◆ Prompt: For the material that follows, list every line containing the word "amount".

#####

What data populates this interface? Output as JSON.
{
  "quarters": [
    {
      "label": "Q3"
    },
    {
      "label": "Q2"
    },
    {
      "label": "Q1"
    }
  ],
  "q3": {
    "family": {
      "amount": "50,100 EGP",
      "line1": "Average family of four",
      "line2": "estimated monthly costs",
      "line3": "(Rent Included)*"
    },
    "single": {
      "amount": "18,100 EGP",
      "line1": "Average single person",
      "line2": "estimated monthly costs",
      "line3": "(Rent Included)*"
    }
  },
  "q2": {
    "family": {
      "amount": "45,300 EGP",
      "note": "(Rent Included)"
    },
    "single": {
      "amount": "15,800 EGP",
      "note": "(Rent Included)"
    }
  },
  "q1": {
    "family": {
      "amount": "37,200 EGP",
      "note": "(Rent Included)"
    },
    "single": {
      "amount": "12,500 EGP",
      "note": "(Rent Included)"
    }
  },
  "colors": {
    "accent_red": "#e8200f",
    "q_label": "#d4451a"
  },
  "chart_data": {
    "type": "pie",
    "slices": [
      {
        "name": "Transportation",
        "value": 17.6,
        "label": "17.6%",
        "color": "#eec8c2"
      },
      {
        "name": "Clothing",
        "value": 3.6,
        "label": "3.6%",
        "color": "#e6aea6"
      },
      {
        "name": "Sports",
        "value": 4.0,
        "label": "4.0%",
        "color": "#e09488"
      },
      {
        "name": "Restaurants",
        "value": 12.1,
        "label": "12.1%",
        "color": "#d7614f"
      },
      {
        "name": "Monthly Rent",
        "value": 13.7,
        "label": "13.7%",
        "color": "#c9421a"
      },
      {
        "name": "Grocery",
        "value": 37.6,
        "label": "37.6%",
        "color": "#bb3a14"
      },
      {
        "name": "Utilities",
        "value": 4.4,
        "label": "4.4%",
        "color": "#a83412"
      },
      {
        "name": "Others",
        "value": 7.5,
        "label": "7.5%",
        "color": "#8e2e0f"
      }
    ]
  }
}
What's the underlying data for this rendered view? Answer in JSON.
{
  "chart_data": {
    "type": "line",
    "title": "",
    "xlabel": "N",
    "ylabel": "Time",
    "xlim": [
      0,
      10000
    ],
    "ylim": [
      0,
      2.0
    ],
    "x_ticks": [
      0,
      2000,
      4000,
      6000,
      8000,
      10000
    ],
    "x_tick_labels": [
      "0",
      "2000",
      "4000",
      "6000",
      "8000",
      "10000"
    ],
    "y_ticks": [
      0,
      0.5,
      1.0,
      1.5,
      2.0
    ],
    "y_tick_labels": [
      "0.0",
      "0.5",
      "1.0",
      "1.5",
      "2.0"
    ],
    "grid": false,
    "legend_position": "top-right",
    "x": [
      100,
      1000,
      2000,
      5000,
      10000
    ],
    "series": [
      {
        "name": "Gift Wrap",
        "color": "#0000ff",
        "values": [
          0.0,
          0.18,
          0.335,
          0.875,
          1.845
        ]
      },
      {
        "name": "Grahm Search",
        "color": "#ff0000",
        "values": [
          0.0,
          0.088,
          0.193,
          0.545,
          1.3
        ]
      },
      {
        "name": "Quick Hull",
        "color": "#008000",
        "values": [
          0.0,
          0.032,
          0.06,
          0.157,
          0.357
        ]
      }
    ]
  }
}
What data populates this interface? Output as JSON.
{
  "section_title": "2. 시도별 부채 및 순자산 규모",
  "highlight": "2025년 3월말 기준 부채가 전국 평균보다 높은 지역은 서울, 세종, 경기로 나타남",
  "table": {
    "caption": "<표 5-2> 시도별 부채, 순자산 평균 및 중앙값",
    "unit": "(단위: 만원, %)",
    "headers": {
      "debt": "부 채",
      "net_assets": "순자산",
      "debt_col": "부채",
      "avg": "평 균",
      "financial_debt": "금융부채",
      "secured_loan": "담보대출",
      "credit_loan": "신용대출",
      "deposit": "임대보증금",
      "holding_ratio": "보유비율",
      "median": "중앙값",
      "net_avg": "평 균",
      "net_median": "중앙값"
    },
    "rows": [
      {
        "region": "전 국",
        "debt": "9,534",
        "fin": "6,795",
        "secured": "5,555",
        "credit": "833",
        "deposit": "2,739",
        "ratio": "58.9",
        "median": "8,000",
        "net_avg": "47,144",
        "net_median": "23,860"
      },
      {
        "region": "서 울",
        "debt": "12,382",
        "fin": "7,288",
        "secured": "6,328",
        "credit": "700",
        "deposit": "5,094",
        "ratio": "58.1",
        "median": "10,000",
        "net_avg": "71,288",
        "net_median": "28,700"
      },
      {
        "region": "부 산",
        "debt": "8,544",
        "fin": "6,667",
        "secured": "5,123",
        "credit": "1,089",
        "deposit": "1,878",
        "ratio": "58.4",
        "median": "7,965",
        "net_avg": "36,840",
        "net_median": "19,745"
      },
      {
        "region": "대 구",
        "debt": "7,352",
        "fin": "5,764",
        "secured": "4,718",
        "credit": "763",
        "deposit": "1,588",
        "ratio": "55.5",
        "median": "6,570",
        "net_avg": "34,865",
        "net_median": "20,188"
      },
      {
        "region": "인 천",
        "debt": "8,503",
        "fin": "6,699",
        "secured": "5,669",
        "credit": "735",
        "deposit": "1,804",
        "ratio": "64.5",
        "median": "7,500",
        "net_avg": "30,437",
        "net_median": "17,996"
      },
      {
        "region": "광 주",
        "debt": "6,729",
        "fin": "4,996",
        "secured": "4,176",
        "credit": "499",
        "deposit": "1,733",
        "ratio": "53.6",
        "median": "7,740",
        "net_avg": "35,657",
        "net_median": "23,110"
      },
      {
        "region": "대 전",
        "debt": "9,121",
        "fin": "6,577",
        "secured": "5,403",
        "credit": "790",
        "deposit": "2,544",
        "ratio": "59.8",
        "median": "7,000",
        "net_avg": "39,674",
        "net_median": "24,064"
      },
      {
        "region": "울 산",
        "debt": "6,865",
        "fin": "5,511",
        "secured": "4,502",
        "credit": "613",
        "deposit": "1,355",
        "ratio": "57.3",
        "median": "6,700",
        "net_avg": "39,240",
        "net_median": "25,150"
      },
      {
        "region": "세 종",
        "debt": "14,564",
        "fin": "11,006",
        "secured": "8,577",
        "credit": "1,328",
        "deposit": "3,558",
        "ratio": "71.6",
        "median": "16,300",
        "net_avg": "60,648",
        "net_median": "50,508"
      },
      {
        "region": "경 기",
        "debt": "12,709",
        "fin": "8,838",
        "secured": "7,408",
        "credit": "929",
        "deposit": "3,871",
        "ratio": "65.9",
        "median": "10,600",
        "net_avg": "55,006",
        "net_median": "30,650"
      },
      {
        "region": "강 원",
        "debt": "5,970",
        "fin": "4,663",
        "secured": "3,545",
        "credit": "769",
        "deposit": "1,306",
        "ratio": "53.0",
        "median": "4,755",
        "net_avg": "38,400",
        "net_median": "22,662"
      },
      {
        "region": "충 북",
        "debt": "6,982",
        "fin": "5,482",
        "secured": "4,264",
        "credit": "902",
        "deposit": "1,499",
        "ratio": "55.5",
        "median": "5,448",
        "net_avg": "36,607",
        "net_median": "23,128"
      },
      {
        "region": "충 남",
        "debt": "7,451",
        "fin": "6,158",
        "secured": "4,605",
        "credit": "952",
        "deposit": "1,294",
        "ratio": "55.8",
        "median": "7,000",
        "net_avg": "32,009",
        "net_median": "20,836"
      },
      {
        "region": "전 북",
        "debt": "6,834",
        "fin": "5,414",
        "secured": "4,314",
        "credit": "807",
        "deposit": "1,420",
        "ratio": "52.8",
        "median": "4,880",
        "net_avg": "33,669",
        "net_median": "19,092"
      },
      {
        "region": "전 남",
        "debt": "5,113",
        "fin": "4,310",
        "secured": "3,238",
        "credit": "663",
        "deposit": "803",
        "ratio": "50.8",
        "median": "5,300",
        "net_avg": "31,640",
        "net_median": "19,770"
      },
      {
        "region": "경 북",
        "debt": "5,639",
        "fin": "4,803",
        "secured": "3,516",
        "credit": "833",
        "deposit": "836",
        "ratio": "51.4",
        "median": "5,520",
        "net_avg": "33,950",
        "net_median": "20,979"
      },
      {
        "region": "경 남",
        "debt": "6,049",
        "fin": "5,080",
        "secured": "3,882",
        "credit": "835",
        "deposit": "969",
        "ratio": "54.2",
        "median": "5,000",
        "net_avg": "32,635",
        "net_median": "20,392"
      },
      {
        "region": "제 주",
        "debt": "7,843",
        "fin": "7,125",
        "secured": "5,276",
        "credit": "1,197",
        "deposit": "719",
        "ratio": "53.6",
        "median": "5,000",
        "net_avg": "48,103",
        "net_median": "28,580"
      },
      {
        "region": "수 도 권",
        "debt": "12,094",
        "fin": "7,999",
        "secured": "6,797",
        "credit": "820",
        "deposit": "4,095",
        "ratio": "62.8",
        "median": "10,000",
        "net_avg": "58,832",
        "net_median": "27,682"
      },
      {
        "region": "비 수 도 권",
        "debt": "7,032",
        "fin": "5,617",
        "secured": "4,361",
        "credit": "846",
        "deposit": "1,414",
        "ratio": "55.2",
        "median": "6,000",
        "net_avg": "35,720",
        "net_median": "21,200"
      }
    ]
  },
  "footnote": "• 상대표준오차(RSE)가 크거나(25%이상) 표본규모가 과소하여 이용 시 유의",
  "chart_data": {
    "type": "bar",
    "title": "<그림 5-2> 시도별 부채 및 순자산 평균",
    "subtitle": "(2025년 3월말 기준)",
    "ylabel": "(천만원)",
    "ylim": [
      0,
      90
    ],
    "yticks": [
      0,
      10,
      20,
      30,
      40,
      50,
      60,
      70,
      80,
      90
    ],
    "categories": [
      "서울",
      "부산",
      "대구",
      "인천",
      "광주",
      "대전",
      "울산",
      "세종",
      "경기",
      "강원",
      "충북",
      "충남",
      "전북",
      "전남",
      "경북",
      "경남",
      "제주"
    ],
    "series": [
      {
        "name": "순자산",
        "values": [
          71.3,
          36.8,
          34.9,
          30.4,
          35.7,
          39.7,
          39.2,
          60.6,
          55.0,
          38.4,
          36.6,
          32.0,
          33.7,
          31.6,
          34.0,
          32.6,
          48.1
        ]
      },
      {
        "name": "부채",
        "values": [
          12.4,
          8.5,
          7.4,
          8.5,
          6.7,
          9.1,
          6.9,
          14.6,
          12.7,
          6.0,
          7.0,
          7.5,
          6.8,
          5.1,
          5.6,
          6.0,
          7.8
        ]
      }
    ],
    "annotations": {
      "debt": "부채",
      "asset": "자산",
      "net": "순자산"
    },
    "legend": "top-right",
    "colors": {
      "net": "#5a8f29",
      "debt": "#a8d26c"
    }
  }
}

#####

◆ Output:
      "amount": "50,100 EGP",
      "amount": "18,100 EGP",
      "amount": "45,300 EGP",
      "amount": "15,800 EGP",
      "amount": "37,200 EGP",
      "amount": "12,500 EGP",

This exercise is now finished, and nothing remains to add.